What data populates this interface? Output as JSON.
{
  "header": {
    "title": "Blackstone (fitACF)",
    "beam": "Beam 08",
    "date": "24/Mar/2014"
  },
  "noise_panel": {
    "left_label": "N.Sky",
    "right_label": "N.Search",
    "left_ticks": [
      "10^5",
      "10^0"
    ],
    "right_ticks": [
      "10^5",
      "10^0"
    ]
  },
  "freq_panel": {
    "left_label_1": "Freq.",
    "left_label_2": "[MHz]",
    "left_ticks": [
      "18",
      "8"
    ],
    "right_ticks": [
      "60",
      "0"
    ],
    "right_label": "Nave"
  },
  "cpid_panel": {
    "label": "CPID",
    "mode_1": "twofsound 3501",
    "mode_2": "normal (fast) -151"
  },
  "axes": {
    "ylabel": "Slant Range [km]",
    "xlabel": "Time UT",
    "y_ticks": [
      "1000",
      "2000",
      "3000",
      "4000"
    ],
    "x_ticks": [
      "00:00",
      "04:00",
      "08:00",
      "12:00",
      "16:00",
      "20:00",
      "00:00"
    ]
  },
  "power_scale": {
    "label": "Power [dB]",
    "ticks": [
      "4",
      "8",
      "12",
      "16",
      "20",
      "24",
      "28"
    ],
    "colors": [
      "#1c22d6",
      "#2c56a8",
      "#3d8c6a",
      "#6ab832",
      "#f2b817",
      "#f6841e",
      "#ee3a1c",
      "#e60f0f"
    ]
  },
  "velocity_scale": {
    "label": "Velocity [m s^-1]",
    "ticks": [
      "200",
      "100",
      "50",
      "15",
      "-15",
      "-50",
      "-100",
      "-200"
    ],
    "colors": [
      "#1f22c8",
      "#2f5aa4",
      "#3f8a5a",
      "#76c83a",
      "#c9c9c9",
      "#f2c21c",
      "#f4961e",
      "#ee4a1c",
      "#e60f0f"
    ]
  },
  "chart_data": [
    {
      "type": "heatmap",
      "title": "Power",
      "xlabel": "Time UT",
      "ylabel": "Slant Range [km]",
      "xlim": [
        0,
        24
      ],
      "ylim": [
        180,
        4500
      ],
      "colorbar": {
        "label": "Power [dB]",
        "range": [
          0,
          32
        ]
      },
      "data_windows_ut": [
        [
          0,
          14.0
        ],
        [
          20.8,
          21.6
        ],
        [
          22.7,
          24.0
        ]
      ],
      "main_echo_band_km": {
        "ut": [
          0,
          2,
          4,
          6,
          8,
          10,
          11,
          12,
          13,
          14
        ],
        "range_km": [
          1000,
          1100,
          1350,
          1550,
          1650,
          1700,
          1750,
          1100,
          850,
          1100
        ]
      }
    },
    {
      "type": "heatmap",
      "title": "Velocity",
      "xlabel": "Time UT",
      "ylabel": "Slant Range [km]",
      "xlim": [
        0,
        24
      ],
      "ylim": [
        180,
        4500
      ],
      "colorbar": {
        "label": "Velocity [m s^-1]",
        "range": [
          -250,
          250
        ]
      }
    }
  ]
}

Your objective ▸ Type the material above out again, exactly.

Reply to the task ▸
What data populates this interface? Output as JSON.
{
  "header": {
    "title": "Blackstone (fitACF)",
    "beam": "Beam 08",
    "date": "24/Mar/2014"
  },
  "noise_panel": {
    "left_label": "N.Sky",
    "right_label": "N.Search",
    "left_ticks": [
      "10^5",
      "10^0"
    ],
    "right_ticks": [
      "10^5",
      "10^0"
    ]
  },
  "freq_panel": {
    "left_label_1": "Freq.",
    "left_label_2": "[MHz]",
    "left_ticks": [
      "18",
      "8"
    ],
    "right_ticks": [
      "60",
      "0"
    ],
    "right_label": "Nave"
  },
  "cpid_panel": {
    "label": "CPID",
    "mode_1": "twofsound 3501",
    "mode_2": "normal (fast) -151"
  },
  "axes": {
    "ylabel": "Slant Range [km]",
    "xlabel": "Time UT",
    "y_ticks": [
      "1000",
      "2000",
      "3000",
      "4000"
    ],
    "x_ticks": [
      "00:00",
      "04:00",
      "08:00",
      "12:00",
      "16:00",
      "20:00",
      "00:00"
    ]
  },
  "power_scale": {
    "label": "Power [dB]",
    "ticks": [
      "4",
      "8",
      "12",
      "16",
      "20",
      "24",
      "28"
    ],
    "colors": [
      "#1c22d6",
      "#2c56a8",
      "#3d8c6a",
      "#6ab832",
      "#f2b817",
      "#f6841e",
      "#ee3a1c",
      "#e60f0f"
    ]
  },
  "velocity_scale": {
    "label": "Velocity [m s^-1]",
    "ticks": [
      "200",
      "100",
      "50",
      "15",
      "-15",
      "-50",
      "-100",
      "-200"
    ],
    "colors": [
      "#1f22c8",
      "#2f5aa4",
      "#3f8a5a",
      "#76c83a",
      "#c9c9c9",
      "#f2c21c",
      "#f4961e",
      "#ee4a1c",
      "#e60f0f"
    ]
  },
  "chart_data": [
    {
      "type": "heatmap",
      "title": "Power",
      "xlabel": "Time UT",
      "ylabel": "Slant Range [km]",
      "xlim": [
        0,
        24
      ],
      "ylim": [
        180,
        4500
      ],
      "colorbar": {
        "label": "Power [dB]",
        "range": [
          0,
          32
        ]
      },
      "data_windows_ut": [
        [
          0,
          14.0
        ],
        [
          20.8,
          21.6
        ],
        [
          22.7,
          24.0
        ]
      ],
      "main_echo_band_km": {
        "ut": [
          0,
          2,
          4,
          6,
          8,
          10,
          11,
          12,
          13,
          14
        ],
        "range_km": [
          1000,
          1100,
          1350,
          1550,
          1650,
          1700,
          1750,
          1100,
          850,
          1100
        ]
      }
    },
    {
      "type": "heatmap",
      "title": "Velocity",
      "xlabel": "Time UT",
      "ylabel": "Slant Range [km]",
      "xlim": [
        0,
        24
      ],
      "ylim": [
        180,
        4500
      ],
      "colorbar": {
        "label": "Velocity [m s^-1]",
        "range": [
          -250,
          250
        ]
      }
    }
  ]
}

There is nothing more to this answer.